# START OF Material provided
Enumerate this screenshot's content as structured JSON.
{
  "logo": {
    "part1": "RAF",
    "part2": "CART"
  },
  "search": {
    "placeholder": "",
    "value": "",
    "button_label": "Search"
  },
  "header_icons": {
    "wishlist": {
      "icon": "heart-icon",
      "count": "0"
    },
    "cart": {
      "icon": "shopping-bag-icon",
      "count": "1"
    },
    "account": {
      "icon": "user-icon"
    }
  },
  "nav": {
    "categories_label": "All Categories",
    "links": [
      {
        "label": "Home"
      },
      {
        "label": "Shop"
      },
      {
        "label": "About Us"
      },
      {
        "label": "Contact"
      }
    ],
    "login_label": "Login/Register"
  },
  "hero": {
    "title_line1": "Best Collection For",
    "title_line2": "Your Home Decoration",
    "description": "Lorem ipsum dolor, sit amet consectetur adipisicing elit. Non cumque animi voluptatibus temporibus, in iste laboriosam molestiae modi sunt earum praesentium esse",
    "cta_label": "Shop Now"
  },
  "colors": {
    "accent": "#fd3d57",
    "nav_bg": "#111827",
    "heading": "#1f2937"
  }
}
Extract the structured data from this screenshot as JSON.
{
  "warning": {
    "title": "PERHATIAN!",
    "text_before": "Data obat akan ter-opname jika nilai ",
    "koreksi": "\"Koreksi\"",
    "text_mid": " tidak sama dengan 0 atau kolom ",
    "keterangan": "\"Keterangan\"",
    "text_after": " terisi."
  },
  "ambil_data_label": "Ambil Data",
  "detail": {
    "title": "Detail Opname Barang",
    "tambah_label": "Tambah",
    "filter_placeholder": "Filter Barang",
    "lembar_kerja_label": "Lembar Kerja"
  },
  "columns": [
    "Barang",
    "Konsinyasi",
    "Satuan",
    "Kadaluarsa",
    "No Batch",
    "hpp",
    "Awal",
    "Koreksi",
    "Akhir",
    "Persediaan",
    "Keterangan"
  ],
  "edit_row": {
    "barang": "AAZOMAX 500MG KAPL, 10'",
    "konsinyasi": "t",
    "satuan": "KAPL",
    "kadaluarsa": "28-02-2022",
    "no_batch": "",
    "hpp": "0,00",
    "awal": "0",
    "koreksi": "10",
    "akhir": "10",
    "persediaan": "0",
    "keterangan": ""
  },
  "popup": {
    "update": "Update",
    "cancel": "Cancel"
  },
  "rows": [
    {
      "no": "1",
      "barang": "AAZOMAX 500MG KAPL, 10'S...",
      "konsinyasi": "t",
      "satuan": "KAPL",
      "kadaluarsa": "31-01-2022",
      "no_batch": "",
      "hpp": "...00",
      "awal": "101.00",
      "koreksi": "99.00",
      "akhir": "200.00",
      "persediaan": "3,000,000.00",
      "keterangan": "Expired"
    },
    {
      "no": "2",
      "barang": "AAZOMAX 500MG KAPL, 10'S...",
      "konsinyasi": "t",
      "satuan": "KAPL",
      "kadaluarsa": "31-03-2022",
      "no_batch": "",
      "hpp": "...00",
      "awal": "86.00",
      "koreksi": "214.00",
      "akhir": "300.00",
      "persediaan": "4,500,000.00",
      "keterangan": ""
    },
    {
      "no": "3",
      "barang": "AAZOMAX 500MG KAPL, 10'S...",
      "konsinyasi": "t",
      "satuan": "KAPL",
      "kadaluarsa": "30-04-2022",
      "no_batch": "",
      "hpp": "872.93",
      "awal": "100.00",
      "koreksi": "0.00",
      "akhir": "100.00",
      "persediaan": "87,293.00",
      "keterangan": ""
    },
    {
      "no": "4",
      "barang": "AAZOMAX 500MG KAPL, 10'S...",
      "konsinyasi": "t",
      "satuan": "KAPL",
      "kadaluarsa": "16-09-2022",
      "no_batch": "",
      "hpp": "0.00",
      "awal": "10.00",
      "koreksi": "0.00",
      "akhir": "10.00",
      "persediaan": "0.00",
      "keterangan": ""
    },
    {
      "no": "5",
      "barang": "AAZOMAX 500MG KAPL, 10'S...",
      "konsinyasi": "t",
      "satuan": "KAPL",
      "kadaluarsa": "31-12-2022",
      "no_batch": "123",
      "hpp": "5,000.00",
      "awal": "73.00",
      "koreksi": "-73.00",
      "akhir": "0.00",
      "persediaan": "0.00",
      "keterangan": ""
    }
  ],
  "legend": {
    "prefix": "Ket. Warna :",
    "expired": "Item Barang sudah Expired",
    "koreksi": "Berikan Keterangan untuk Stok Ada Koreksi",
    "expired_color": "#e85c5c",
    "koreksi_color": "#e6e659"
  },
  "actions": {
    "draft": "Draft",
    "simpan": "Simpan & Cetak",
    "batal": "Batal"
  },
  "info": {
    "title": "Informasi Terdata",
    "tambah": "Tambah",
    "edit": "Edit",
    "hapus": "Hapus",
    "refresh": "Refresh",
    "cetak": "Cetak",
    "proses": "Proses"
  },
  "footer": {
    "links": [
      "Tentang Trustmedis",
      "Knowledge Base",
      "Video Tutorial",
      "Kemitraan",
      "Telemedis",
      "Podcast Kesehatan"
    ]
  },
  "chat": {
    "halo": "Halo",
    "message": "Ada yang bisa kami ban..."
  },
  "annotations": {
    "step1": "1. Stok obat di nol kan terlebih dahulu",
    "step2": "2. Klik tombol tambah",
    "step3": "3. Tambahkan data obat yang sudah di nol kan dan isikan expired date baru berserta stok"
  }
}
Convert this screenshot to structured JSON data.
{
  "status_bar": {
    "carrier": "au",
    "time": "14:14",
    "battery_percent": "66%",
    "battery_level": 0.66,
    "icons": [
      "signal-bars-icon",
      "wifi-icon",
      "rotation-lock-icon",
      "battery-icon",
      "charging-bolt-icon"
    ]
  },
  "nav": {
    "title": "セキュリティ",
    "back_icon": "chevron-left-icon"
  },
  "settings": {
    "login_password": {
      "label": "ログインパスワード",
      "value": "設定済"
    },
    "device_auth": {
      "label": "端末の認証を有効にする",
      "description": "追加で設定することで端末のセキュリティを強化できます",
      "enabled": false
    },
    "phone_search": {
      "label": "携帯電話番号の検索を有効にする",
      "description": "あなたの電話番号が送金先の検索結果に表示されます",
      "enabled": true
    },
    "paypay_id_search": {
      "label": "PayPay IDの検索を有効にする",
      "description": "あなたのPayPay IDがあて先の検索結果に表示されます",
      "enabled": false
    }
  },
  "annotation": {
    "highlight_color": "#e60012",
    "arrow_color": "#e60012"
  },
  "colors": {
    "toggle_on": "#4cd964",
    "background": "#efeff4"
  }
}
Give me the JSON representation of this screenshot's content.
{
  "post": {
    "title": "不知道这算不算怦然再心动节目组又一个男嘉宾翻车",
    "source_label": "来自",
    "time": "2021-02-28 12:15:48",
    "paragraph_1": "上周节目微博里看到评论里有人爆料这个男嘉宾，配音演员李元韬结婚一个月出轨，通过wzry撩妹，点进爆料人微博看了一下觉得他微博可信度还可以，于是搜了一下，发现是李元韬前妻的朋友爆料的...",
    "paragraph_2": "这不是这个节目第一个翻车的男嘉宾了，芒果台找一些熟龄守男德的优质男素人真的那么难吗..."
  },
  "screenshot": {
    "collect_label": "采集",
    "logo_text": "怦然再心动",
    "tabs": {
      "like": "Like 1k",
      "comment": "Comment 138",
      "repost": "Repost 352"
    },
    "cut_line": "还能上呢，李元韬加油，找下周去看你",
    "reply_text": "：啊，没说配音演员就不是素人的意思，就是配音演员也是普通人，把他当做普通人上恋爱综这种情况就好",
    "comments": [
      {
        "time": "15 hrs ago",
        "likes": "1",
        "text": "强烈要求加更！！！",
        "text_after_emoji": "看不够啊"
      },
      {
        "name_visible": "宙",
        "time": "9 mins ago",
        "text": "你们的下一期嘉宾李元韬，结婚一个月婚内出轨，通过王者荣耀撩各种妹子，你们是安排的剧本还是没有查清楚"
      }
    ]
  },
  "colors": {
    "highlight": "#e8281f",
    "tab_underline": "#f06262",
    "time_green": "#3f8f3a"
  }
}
# END OF Material provided
**Exercise description**
Collect, from the material above, every line containing the word "JSON".

**Task solution**
Enumerate this screenshot's content as structured JSON.
Extract the structured data from this screenshot as JSON.
Convert this screenshot to structured JSON data.
Give me the JSON representation of this screenshot's content.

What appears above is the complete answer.